RECORDS SUPPLIED
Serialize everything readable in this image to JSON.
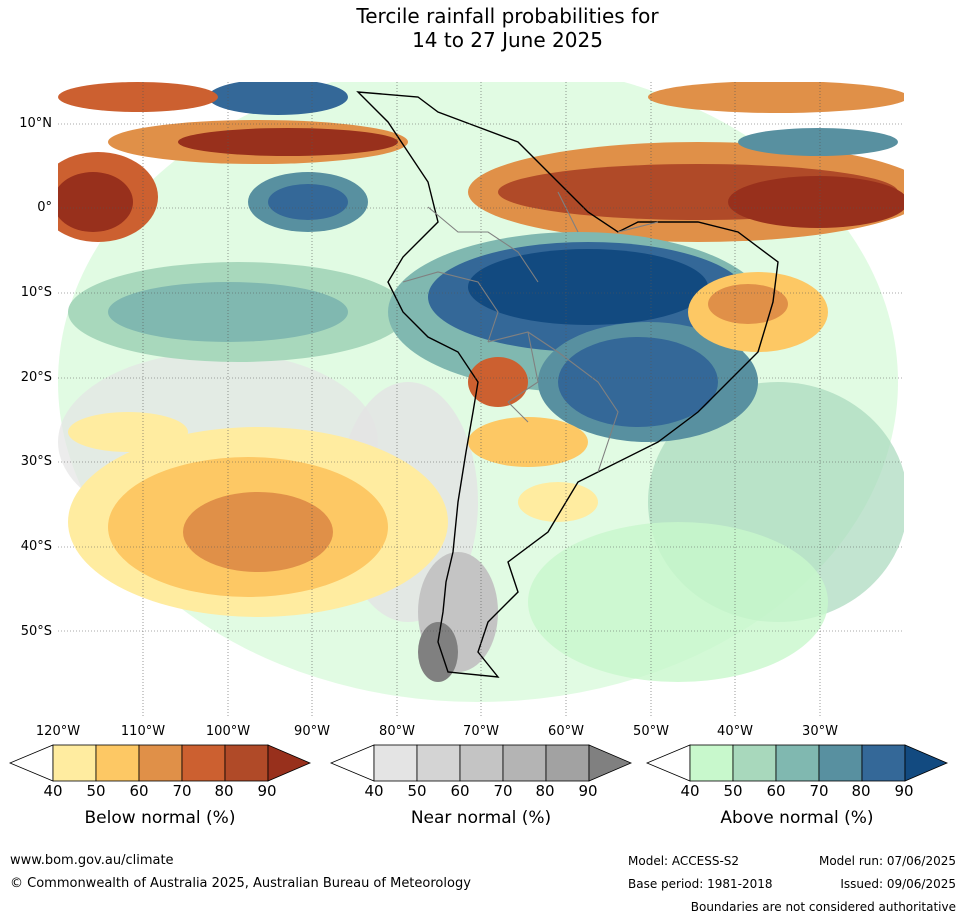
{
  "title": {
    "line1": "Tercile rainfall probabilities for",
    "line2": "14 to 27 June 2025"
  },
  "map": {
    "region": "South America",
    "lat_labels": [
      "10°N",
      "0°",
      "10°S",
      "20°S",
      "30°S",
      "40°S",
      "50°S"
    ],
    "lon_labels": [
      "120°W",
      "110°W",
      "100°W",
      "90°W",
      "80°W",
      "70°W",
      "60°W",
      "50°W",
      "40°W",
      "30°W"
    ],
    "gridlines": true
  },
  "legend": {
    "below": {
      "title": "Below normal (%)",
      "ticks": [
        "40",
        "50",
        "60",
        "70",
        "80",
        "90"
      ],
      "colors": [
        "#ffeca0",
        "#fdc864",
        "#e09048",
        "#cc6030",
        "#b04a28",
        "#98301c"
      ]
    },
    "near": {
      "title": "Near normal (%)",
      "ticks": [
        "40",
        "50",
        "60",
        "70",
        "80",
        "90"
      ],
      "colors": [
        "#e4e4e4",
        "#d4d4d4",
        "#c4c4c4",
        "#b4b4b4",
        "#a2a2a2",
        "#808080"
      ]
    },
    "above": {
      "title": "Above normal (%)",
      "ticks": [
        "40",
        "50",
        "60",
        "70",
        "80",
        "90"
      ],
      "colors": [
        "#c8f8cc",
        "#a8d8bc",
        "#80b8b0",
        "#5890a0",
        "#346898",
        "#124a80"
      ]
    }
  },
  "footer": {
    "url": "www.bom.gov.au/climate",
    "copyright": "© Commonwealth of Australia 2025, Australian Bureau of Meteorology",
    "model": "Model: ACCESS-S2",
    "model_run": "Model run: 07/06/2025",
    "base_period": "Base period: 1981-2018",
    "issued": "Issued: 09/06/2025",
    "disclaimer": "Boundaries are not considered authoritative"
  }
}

SET TASK
Restate the full listing verbatim and drop every picture.

THE SOLUTION
Serialize everything readable in this image to JSON.
{
  "title": {
    "line1": "Tercile rainfall probabilities for",
    "line2": "14 to 27 June 2025"
  },
  "map": {
    "region": "South America",
    "lat_labels": [
      "10°N",
      "0°",
      "10°S",
      "20°S",
      "30°S",
      "40°S",
      "50°S"
    ],
    "lon_labels": [
      "120°W",
      "110°W",
      "100°W",
      "90°W",
      "80°W",
      "70°W",
      "60°W",
      "50°W",
      "40°W",
      "30°W"
    ],
    "gridlines": true
  },
  "legend": {
    "below": {
      "title": "Below normal (%)",
      "ticks": [
        "40",
        "50",
        "60",
        "70",
        "80",
        "90"
      ],
      "colors": [
        "#ffeca0",
        "#fdc864",
        "#e09048",
        "#cc6030",
        "#b04a28",
        "#98301c"
      ]
    },
    "near": {
      "title": "Near normal (%)",
      "ticks": [
        "40",
        "50",
        "60",
        "70",
        "80",
        "90"
      ],
      "colors": [
        "#e4e4e4",
        "#d4d4d4",
        "#c4c4c4",
        "#b4b4b4",
        "#a2a2a2",
        "#808080"
      ]
    },
    "above": {
      "title": "Above normal (%)",
      "ticks": [
        "40",
        "50",
        "60",
        "70",
        "80",
        "90"
      ],
      "colors": [
        "#c8f8cc",
        "#a8d8bc",
        "#80b8b0",
        "#5890a0",
        "#346898",
        "#124a80"
      ]
    }
  },
  "footer": {
    "url": "www.bom.gov.au/climate",
    "copyright": "© Commonwealth of Australia 2025, Australian Bureau of Meteorology",
    "model": "Model: ACCESS-S2",
    "model_run": "Model run: 07/06/2025",
    "base_period": "Base period: 1981-2018",
    "issued": "Issued: 09/06/2025",
    "disclaimer": "Boundaries are not considered authoritative"
  }
}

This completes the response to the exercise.